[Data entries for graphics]
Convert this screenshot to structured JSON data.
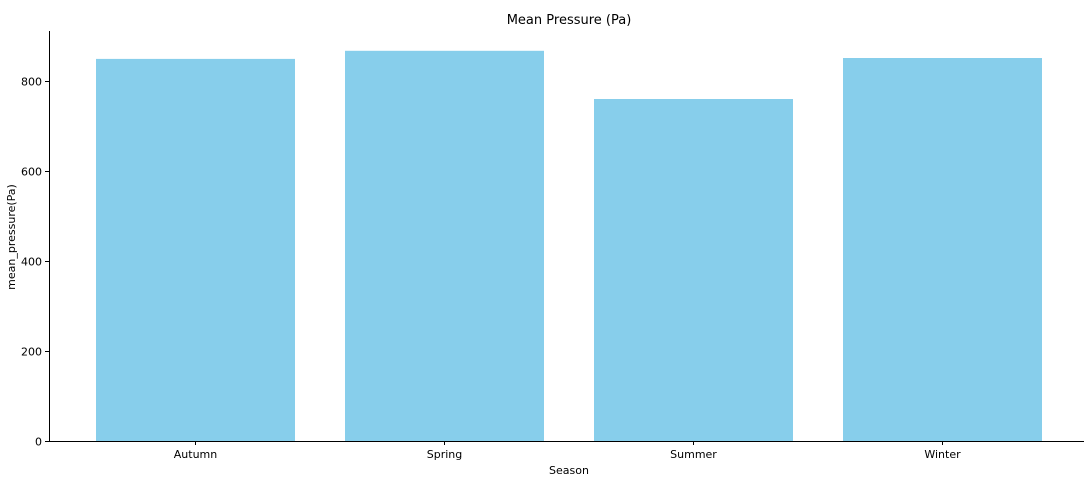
{
  "chart_data": {
    "type": "bar",
    "title": "Mean Pressure (Pa)",
    "xlabel": "Season",
    "ylabel": "mean_pressure(Pa)",
    "categories": [
      "Autumn",
      "Spring",
      "Summer",
      "Winter"
    ],
    "values": [
      848,
      866,
      759,
      850
    ],
    "ylim": [
      0,
      910
    ],
    "yticks": [
      0,
      200,
      400,
      600,
      800
    ],
    "grid": false,
    "bar_color": "#87CEEB",
    "axis_color": "#000000"
  }
}
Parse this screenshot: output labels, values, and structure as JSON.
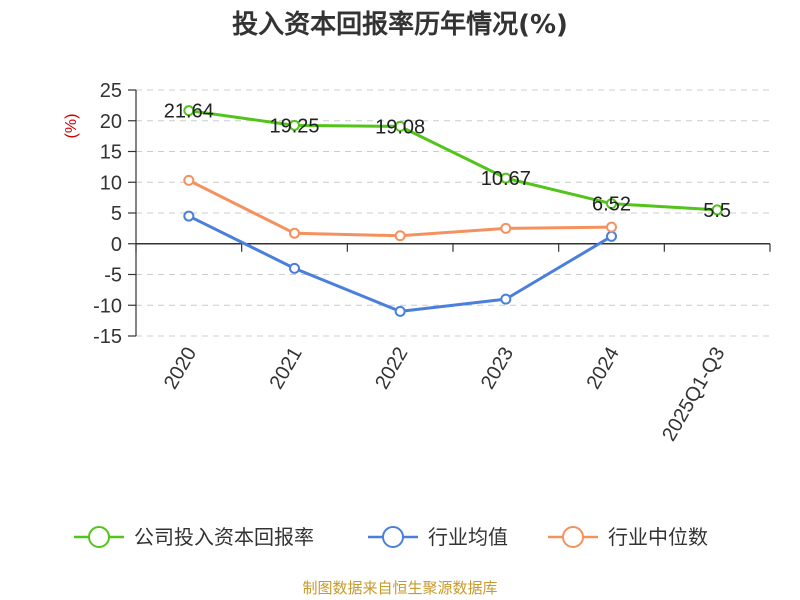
{
  "chart_data": {
    "type": "line",
    "title": "投入资本回报率历年情况(%)",
    "ylabel": "(%)",
    "ylabel_color": "#cc0000",
    "categories": [
      "2020",
      "2021",
      "2022",
      "2023",
      "2024",
      "2025Q1-Q3"
    ],
    "ylim": [
      -15,
      25
    ],
    "yticks": [
      25,
      20,
      15,
      10,
      5,
      0,
      -5,
      -10,
      -15
    ],
    "grid": true,
    "legend_position": "bottom",
    "series": [
      {
        "name": "公司投入资本回报率",
        "color": "#52c41a",
        "values": [
          21.64,
          19.25,
          19.08,
          10.67,
          6.52,
          5.5
        ],
        "labels": [
          "21.64",
          "19.25",
          "19.08",
          "10.67",
          "6.52",
          "5.5"
        ]
      },
      {
        "name": "行业均值",
        "color": "#4a7fdc",
        "values": [
          4.5,
          -4.0,
          -11.0,
          -9.0,
          1.2,
          null
        ]
      },
      {
        "name": "行业中位数",
        "color": "#f4915e",
        "values": [
          10.3,
          1.7,
          1.3,
          2.5,
          2.7,
          null
        ]
      }
    ]
  },
  "footer": {
    "source": "制图数据来自恒生聚源数据库",
    "source_color": "#c89a2a"
  }
}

Exercise: Transcribe the records word for word and include no pictures.

Answer in full:
Convert this screenshot to structured JSON data.
{
  "chart_data": {
    "type": "bar",
    "title": "Mean Pressure (Pa)",
    "xlabel": "Season",
    "ylabel": "mean_pressure(Pa)",
    "categories": [
      "Autumn",
      "Spring",
      "Summer",
      "Winter"
    ],
    "values": [
      848,
      866,
      759,
      850
    ],
    "ylim": [
      0,
      910
    ],
    "yticks": [
      0,
      200,
      400,
      600,
      800
    ],
    "grid": false,
    "bar_color": "#87CEEB",
    "axis_color": "#000000"
  }
}
Parse this screenshot: output labels, values, and structure as JSON.
{
  "chart_data": {
    "type": "line",
    "title": "投入资本回报率历年情况(%)",
    "ylabel": "(%)",
    "ylabel_color": "#cc0000",
    "categories": [
      "2020",
      "2021",
      "2022",
      "2023",
      "2024",
      "2025Q1-Q3"
    ],
    "ylim": [
      -15,
      25
    ],
    "yticks": [
      25,
      20,
      15,
      10,
      5,
      0,
      -5,
      -10,
      -15
    ],
    "grid": true,
    "legend_position": "bottom",
    "series": [
      {
        "name": "公司投入资本回报率",
        "color": "#52c41a",
        "values": [
          21.64,
          19.25,
          19.08,
          10.67,
          6.52,
          5.5
        ],
        "labels": [
          "21.64",
          "19.25",
          "19.08",
          "10.67",
          "6.52",
          "5.5"
        ]
      },
      {
        "name": "行业均值",
        "color": "#4a7fdc",
        "values": [
          4.5,
          -4.0,
          -11.0,
          -9.0,
          1.2,
          null
        ]
      },
      {
        "name": "行业中位数",
        "color": "#f4915e",
        "values": [
          10.3,
          1.7,
          1.3,
          2.5,
          2.7,
          null
        ]
      }
    ]
  },
  "footer": {
    "source": "制图数据来自恒生聚源数据库",
    "source_color": "#c89a2a"
  }
}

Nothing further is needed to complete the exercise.